### DIRECTIVE 1
In the fake Gibsons thread, who is named as Gibson's Manager of Brand Protection?
### DIRECTIVE 2
From the fake Gibsons thread, reproduce the passage that begins at the words "Unfortunately people like" and stops after "is terribly wrong.".

### DOCUMENT EXCERPT
● ● ●
# Fake Gibsons - Buyer Beware



## bscott (Mar 3, 2008)

Got this off of the Gibson website.

Brian

Consumers Beware: Chinese Wholesale Sites Selling Counterfeit Gibsons and Epiphones
Ellen Mallernee | 11.11.2009
Where can you get an authentic Gibson Les Paul Supreme for $297? Or an ES-335 Dot Reissue for $346?

Nowhere that we know of, though you can find plenty of counterfeit Gibsons and Epiphones online at those alluringly low prices. Chinese wholesale product sites like TradeTang.com, DHGate.com and MadeInChina.com are chock full of cheap, fake Gibson and Epiphone guitars boldly advertised at “Super Low Prices.” 

Unfortunately people like MosriteCharlie, who posted about his experience on Scams.com, are being hustled into purchasing these fake guitars, believing that their hard-earned money is being poured into an investment quality guitar. That is, until they receive the guitar and realize that something is terribly wrong. 

MosriteCharlie’s recent post on Scams.com reads, in part, “Back in July of this year, I purchased two electric guitars that I was led to believe were American made guitars. To make a long story short, I was scammed big time … That is not what I actually received. I received counterfeit fakes.”

However dismaying, the fake guitar epidemic isn’t new to Gibson, which has invested considerable efforts to remove counterfeits from sites like these or to shut them down entirely. 

Gibson’s Manager of Brand Protection Ric Olsen says, “We work diligently to protect the investments of our consumers by taking action against those who sell counterfeit and infringing guitars.” 

Gibson wants to warn consumers not to buy from TradeTang or sites like it, as they’re failing to remove sellers who peddle counterfeit guitars. 

If you want a legitimate and quality new or used piece, you’re best off purchasing through an authorized Gibson or Epiphone dealer.

“Wholesale product sales sites like TradeTang are clearinghouses for fake guitars,” says Olsen. “Some of these sites have policies that allow for quick removal of sellers with counterfeits or infringing pieces, but sometimes it takes a long time for a site to respond and sometimes they never respond at all.”

TradeTang, for one, has been virtually unresponsive to Gibson’s legal demands to remove sellers of infringing and counterfeit pieces. The Web site hasn’t taken down any fake guitars or their sellers from its site. Though counterfeit guitars are still rampant on its site, DHGate has responded to Gibson’s demands by making some effort to better police its site. 

Meanwhile, TradeTang continues to blatantly market fake guitars, sending out email blasts featuring these instruments and paying for Google Ads to lure musicians to its site. 

“TradeTang works as many popular e-commerce and auction sites do except that they have inferior reporting mechanisms in place to take down these illegal sales,” explains Olsen. “TradeTang has a link on each page for reporting infringing or fake product, but it’s useless because they don’t take any action.”
● ● ●
### DATA EXCERPTS
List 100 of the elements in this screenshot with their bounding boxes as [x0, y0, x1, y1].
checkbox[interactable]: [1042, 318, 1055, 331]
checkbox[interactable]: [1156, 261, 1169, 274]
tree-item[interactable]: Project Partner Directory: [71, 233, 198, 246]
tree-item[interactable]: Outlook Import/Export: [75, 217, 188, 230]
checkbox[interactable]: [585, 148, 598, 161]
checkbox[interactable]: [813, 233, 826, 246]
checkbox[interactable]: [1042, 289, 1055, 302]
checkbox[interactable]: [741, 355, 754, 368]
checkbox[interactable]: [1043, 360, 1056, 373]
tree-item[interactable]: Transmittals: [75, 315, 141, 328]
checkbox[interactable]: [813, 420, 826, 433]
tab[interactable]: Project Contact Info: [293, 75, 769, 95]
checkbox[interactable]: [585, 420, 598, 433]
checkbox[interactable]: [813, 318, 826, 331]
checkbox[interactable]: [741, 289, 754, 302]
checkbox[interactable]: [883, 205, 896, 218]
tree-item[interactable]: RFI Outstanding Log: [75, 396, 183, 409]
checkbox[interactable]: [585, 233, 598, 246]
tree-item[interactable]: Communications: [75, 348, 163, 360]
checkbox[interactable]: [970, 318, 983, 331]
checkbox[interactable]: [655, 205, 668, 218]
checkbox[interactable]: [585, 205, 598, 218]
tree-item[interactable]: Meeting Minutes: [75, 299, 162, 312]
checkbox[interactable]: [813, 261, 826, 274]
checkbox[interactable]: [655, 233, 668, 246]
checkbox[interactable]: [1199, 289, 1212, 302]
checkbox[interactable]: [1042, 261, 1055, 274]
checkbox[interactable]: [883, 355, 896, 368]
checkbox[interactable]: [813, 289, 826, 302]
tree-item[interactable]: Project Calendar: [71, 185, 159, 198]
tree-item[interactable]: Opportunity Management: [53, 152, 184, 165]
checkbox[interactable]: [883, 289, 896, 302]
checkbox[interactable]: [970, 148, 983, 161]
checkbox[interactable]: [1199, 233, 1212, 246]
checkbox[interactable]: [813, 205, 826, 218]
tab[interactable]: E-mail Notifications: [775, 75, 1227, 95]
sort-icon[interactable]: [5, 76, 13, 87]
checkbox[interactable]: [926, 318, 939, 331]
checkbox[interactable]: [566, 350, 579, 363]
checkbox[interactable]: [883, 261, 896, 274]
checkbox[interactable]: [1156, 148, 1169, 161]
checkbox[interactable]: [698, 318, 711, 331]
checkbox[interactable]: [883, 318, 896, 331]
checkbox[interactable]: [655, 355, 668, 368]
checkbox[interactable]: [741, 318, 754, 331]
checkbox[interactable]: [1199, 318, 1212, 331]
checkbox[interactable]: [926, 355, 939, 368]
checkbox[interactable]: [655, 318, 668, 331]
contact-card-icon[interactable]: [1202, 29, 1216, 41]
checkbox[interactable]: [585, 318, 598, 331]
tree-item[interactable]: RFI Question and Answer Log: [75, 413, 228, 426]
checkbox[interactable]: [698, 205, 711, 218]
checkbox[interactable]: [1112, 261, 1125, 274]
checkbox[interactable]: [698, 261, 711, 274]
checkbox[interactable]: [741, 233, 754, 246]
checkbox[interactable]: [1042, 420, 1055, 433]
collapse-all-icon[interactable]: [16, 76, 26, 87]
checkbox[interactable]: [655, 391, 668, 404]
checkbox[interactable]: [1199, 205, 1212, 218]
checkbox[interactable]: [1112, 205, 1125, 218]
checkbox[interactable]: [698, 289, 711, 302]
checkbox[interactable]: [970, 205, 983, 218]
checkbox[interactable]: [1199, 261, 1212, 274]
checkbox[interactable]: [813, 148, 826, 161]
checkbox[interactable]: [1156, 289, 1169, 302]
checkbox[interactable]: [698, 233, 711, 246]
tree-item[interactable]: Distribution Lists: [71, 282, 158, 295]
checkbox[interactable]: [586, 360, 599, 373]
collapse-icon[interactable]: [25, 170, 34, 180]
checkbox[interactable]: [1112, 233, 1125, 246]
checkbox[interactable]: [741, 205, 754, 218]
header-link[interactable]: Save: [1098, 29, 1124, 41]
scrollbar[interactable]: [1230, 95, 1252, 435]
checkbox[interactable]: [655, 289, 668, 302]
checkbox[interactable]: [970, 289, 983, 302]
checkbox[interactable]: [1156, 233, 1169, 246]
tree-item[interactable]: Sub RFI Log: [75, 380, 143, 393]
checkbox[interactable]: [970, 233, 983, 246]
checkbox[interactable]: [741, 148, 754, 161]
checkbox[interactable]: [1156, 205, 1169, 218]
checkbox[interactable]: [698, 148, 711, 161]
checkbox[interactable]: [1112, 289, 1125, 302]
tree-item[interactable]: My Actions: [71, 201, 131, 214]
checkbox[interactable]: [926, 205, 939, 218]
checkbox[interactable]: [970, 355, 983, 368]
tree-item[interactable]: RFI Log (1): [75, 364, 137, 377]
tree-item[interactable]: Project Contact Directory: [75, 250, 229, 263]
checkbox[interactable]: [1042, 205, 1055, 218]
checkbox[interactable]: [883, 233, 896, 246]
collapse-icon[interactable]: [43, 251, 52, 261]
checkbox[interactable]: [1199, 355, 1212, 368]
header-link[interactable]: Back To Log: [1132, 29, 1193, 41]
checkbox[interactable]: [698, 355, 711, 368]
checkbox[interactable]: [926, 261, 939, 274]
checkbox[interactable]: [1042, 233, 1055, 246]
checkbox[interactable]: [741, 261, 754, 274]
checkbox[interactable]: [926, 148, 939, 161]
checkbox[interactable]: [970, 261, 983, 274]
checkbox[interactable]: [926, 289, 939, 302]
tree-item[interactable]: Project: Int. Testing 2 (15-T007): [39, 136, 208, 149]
● ● ●
### WRITTEN SOLUTION 1
Ric Olsen

### WRITTEN SOLUTION 2
Unfortunately people like MosriteCharlie, who posted about his experience on Scams.com, are being hustled into purchasing these fake guitars, believing that their hard-earned money is being poured into an investment quality guitar. That is, until they receive the guitar and realize that something is terribly wrong.